**Stated goal:** Tally the lines containing "JSON" and report the number alone.

**Extracted data:**
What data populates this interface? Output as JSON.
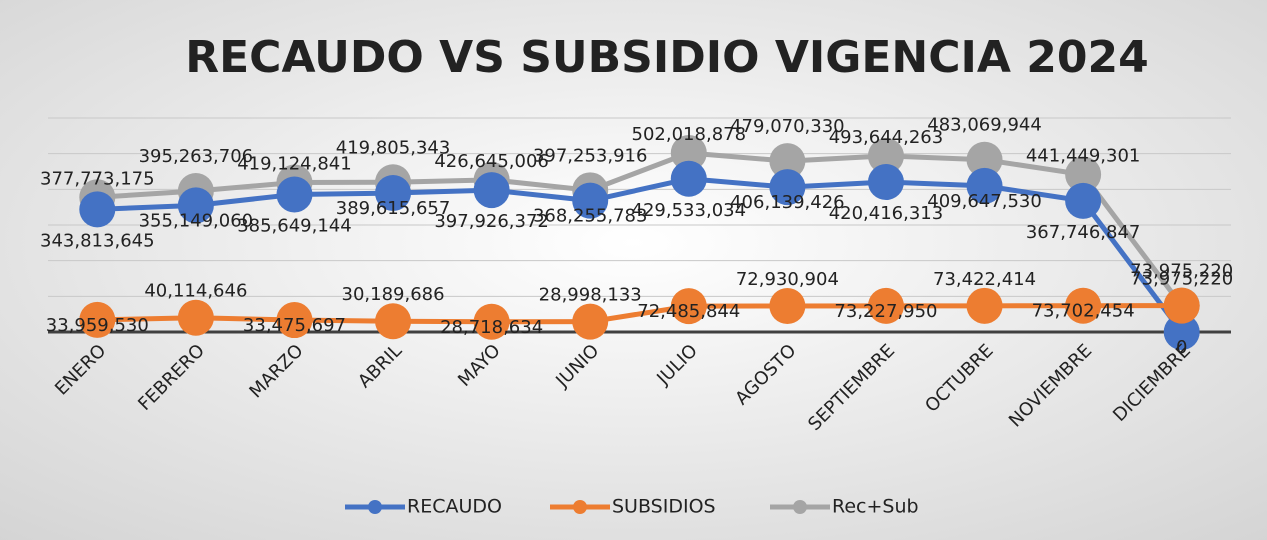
{
  "chart_data": {
    "type": "line",
    "title": "RECAUDO VS SUBSIDIO VIGENCIA 2024",
    "categories": [
      "ENERO",
      "FEBRERO",
      "MARZO",
      "ABRIL",
      "MAYO",
      "JUNIO",
      "JULIO",
      "AGOSTO",
      "SEPTIEMBRE",
      "OCTUBRE",
      "NOVIEMBRE",
      "DICIEMBRE"
    ],
    "series": [
      {
        "name": "RECAUDO",
        "color": "#4472c4",
        "values": [
          343813645,
          355149060,
          385649144,
          389615657,
          397926372,
          368255783,
          429533034,
          406139426,
          420416313,
          409647530,
          367746847,
          0
        ],
        "value_labels": [
          "343,813,645",
          "355,149,060",
          "385,649,144",
          "389,615,657",
          "397,926,372",
          "368,255,783",
          "429,533,034",
          "406,139,426",
          "420,416,313",
          "409,647,530",
          "367,746,847",
          "0"
        ]
      },
      {
        "name": "SUBSIDIOS",
        "color": "#ed7d31",
        "values": [
          33959530,
          40114646,
          33475697,
          30189686,
          28718634,
          28998133,
          72485844,
          72930904,
          73227950,
          73422414,
          73702454,
          73975220
        ],
        "value_labels": [
          "33,959,530",
          "40,114,646",
          "33,475,697",
          "30,189,686",
          "28,718,634",
          "28,998,133",
          "72,485,844",
          "72,930,904",
          "73,227,950",
          "73,422,414",
          "73,702,454",
          "73,975,220"
        ]
      },
      {
        "name": "Rec+Sub",
        "color": "#a5a5a5",
        "values": [
          377773175,
          395263706,
          419124841,
          419805343,
          426645006,
          397253916,
          502018878,
          479070330,
          493644263,
          483069944,
          441449301,
          73975220
        ],
        "value_labels": [
          "377,773,175",
          "395,263,706",
          "419,124,841",
          "419,805,343",
          "426,645,006",
          "397,253,916",
          "502,018,878",
          "479,070,330",
          "493,644,263",
          "483,069,944",
          "441,449,301",
          "73,975,220"
        ]
      }
    ],
    "ylim": [
      0,
      600000000
    ],
    "yticks": [
      0,
      100000000,
      200000000,
      300000000,
      400000000,
      500000000,
      600000000
    ],
    "grid": true
  }
}
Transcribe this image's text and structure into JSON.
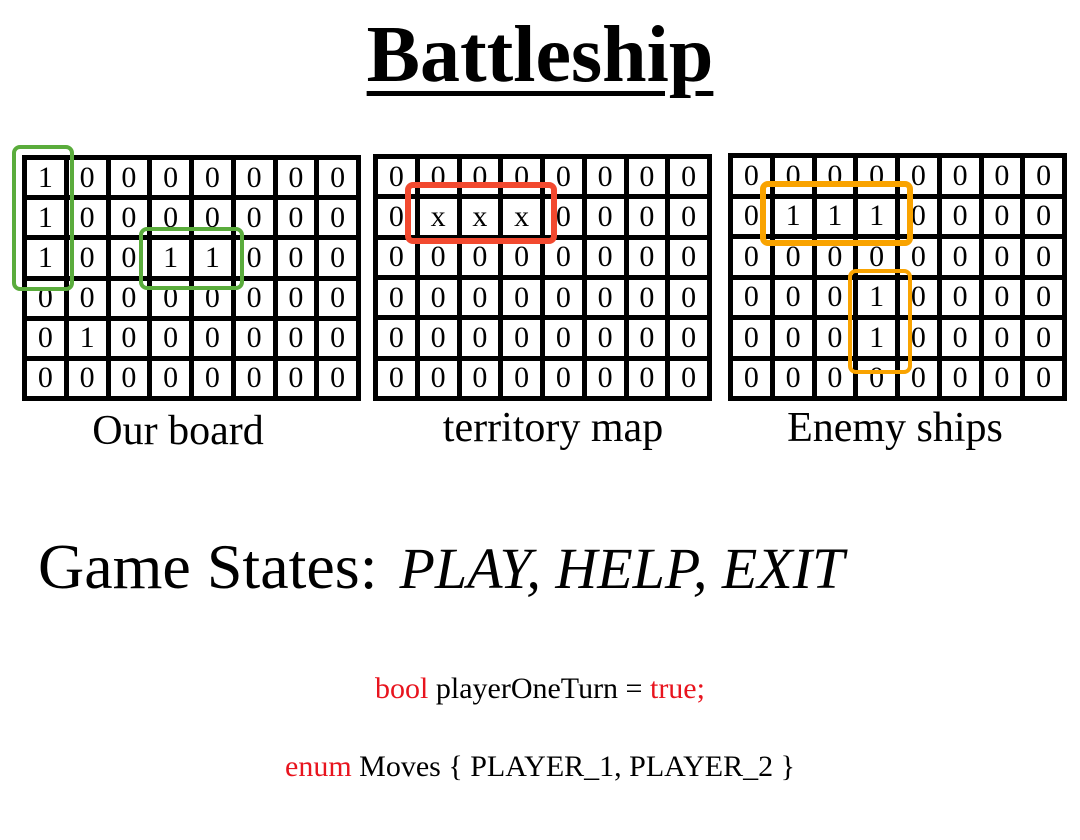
{
  "title": "Battleship",
  "boards": [
    {
      "label": "Our board",
      "cells": [
        [
          "1",
          "0",
          "0",
          "0",
          "0",
          "0",
          "0",
          "0"
        ],
        [
          "1",
          "0",
          "0",
          "0",
          "0",
          "0",
          "0",
          "0"
        ],
        [
          "1",
          "0",
          "0",
          "1",
          "1",
          "0",
          "0",
          "0"
        ],
        [
          "0",
          "0",
          "0",
          "0",
          "0",
          "0",
          "0",
          "0"
        ],
        [
          "0",
          "1",
          "0",
          "0",
          "0",
          "0",
          "0",
          "0"
        ],
        [
          "0",
          "0",
          "0",
          "0",
          "0",
          "0",
          "0",
          "0"
        ]
      ],
      "highlight_color": "#5aac3c"
    },
    {
      "label": "territory map",
      "cells": [
        [
          "0",
          "0",
          "0",
          "0",
          "0",
          "0",
          "0",
          "0"
        ],
        [
          "0",
          "x",
          "x",
          "x",
          "0",
          "0",
          "0",
          "0"
        ],
        [
          "0",
          "0",
          "0",
          "0",
          "0",
          "0",
          "0",
          "0"
        ],
        [
          "0",
          "0",
          "0",
          "0",
          "0",
          "0",
          "0",
          "0"
        ],
        [
          "0",
          "0",
          "0",
          "0",
          "0",
          "0",
          "0",
          "0"
        ],
        [
          "0",
          "0",
          "0",
          "0",
          "0",
          "0",
          "0",
          "0"
        ]
      ],
      "highlight_color": "#f2492f"
    },
    {
      "label": "Enemy ships",
      "cells": [
        [
          "0",
          "0",
          "0",
          "0",
          "0",
          "0",
          "0",
          "0"
        ],
        [
          "0",
          "1",
          "1",
          "1",
          "0",
          "0",
          "0",
          "0"
        ],
        [
          "0",
          "0",
          "0",
          "0",
          "0",
          "0",
          "0",
          "0"
        ],
        [
          "0",
          "0",
          "0",
          "1",
          "0",
          "0",
          "0",
          "0"
        ],
        [
          "0",
          "0",
          "0",
          "1",
          "0",
          "0",
          "0",
          "0"
        ],
        [
          "0",
          "0",
          "0",
          "0",
          "0",
          "0",
          "0",
          "0"
        ]
      ],
      "highlight_color": "#f9a300"
    }
  ],
  "game_states": {
    "label": "Game States:",
    "values": "PLAY, HELP, EXIT"
  },
  "code": {
    "line1": {
      "keyword": "bool",
      "middle": " playerOneTurn = ",
      "value": "true;"
    },
    "line2": {
      "keyword": "enum",
      "rest": " Moves { PLAYER_1, PLAYER_2 }"
    }
  },
  "keyword_color": "#e8141e"
}
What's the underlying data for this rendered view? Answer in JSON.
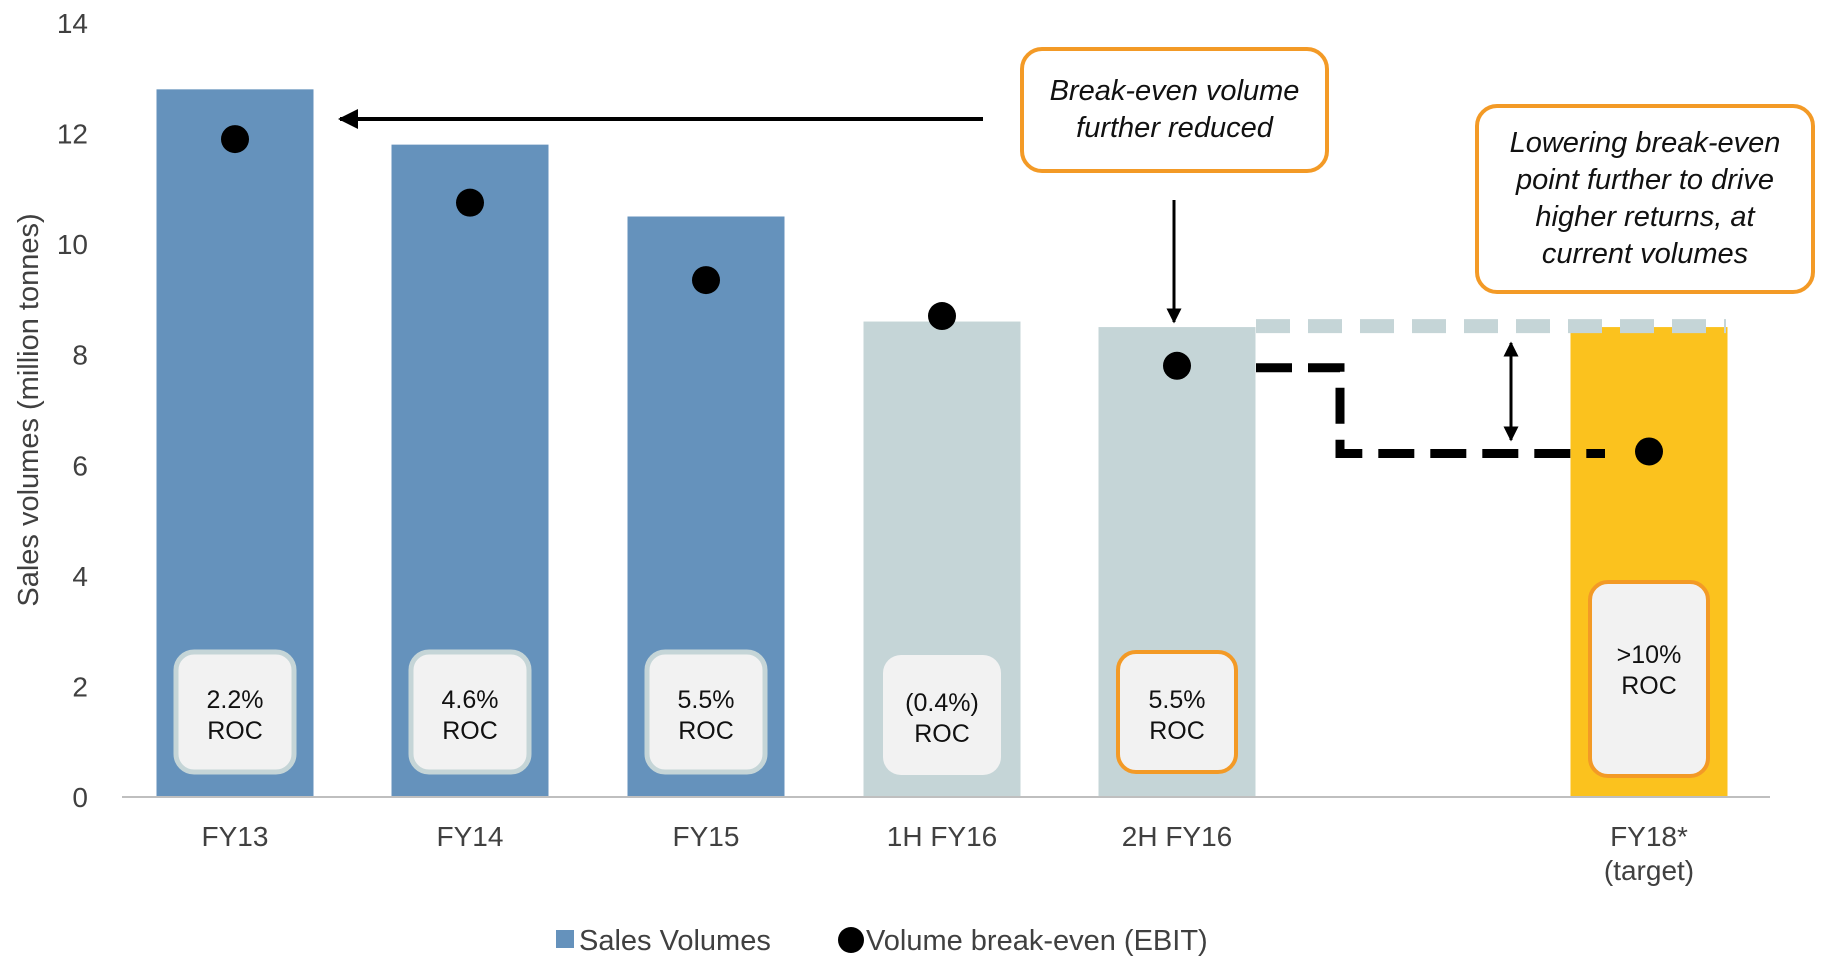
{
  "chart_data": {
    "type": "bar",
    "title": "",
    "xlabel": "",
    "ylabel": "Sales volumes (million tonnes)",
    "ylim": [
      0,
      14
    ],
    "yticks": [
      "0",
      "2",
      "4",
      "6",
      "8",
      "10",
      "12",
      "14"
    ],
    "categories": [
      "FY13",
      "FY14",
      "FY15",
      "1H FY16",
      "2H FY16",
      "",
      "FY18*\n(target)"
    ],
    "series": [
      {
        "name": "Sales Volumes",
        "kind": "bar",
        "values": [
          12.8,
          11.8,
          10.5,
          8.6,
          8.5,
          null,
          8.5
        ]
      },
      {
        "name": "Volume break-even (EBIT)",
        "kind": "scatter",
        "values": [
          11.9,
          10.75,
          9.35,
          8.7,
          7.8,
          null,
          6.25
        ]
      }
    ],
    "bar_colors": [
      "#6592bc",
      "#6592bc",
      "#6592bc",
      "#c5d5d7",
      "#c5d5d7",
      null,
      "#fbc21e"
    ],
    "roc_labels": [
      "2.2%\nROC",
      "4.6%\nROC",
      "5.5%\nROC",
      "(0.4%)\nROC",
      "5.5%\nROC",
      "",
      ">10%\nROC"
    ],
    "roc_highlight": [
      false,
      false,
      false,
      false,
      true,
      false,
      true
    ],
    "legend": {
      "placement": "bottom",
      "items": [
        {
          "label": "Sales Volumes",
          "marker": "square",
          "color": "#6592bc"
        },
        {
          "label": "Volume break-even (EBIT)",
          "marker": "circle",
          "color": "#000000"
        }
      ]
    },
    "annotations": [
      {
        "id": "callout-1",
        "text": "Break-even volume\nfurther reduced"
      },
      {
        "id": "callout-2",
        "text": "Lowering break-even\npoint further to drive\nhigher returns, at\ncurrent volumes"
      }
    ],
    "grid": false
  },
  "colors": {
    "accent_orange": "#f39a26",
    "roc_box_fill": "#f2f2f2",
    "roc_box_border": "#c5d5d7",
    "axis": "#bfbfbf",
    "text": "#404040",
    "target_line": "#c5d5d7"
  }
}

**Worked solution:** 3